» **Dataset records**
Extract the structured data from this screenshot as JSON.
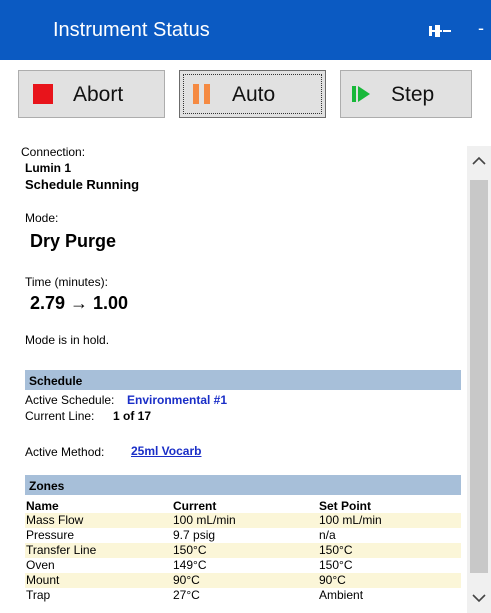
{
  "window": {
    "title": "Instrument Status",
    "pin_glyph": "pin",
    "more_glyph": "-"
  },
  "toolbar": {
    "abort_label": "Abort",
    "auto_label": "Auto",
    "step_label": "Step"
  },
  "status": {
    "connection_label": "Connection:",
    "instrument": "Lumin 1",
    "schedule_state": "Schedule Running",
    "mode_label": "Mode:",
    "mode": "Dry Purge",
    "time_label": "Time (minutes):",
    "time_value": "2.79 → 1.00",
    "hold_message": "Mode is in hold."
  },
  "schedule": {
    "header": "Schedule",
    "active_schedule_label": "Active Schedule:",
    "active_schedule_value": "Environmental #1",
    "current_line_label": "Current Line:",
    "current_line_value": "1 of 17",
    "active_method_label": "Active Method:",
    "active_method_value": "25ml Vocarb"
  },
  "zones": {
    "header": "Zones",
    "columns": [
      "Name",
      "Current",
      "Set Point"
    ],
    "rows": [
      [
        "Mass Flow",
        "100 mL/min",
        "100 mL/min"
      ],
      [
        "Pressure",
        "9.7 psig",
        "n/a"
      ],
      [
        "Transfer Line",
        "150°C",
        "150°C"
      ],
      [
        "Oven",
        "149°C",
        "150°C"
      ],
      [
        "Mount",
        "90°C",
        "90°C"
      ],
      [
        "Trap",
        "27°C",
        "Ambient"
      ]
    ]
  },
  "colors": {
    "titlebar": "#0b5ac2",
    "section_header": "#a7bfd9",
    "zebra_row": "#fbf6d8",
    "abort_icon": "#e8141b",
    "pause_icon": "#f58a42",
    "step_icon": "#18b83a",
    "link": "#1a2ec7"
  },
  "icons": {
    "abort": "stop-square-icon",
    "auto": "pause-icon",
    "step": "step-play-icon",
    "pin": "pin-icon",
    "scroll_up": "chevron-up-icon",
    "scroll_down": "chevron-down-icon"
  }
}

» **EXERCISE DESCRIPTION**
Set down the records in full and exactly. Do not carry over any image.

» **SOLVED PROBLEM**
Extract the structured data from this screenshot as JSON.
{
  "window": {
    "title": "Instrument Status",
    "pin_glyph": "pin",
    "more_glyph": "-"
  },
  "toolbar": {
    "abort_label": "Abort",
    "auto_label": "Auto",
    "step_label": "Step"
  },
  "status": {
    "connection_label": "Connection:",
    "instrument": "Lumin 1",
    "schedule_state": "Schedule Running",
    "mode_label": "Mode:",
    "mode": "Dry Purge",
    "time_label": "Time (minutes):",
    "time_value": "2.79 → 1.00",
    "hold_message": "Mode is in hold."
  },
  "schedule": {
    "header": "Schedule",
    "active_schedule_label": "Active Schedule:",
    "active_schedule_value": "Environmental #1",
    "current_line_label": "Current Line:",
    "current_line_value": "1 of 17",
    "active_method_label": "Active Method:",
    "active_method_value": "25ml Vocarb"
  },
  "zones": {
    "header": "Zones",
    "columns": [
      "Name",
      "Current",
      "Set Point"
    ],
    "rows": [
      [
        "Mass Flow",
        "100 mL/min",
        "100 mL/min"
      ],
      [
        "Pressure",
        "9.7 psig",
        "n/a"
      ],
      [
        "Transfer Line",
        "150°C",
        "150°C"
      ],
      [
        "Oven",
        "149°C",
        "150°C"
      ],
      [
        "Mount",
        "90°C",
        "90°C"
      ],
      [
        "Trap",
        "27°C",
        "Ambient"
      ]
    ]
  },
  "colors": {
    "titlebar": "#0b5ac2",
    "section_header": "#a7bfd9",
    "zebra_row": "#fbf6d8",
    "abort_icon": "#e8141b",
    "pause_icon": "#f58a42",
    "step_icon": "#18b83a",
    "link": "#1a2ec7"
  },
  "icons": {
    "abort": "stop-square-icon",
    "auto": "pause-icon",
    "step": "step-play-icon",
    "pin": "pin-icon",
    "scroll_up": "chevron-up-icon",
    "scroll_down": "chevron-down-icon"
  }
}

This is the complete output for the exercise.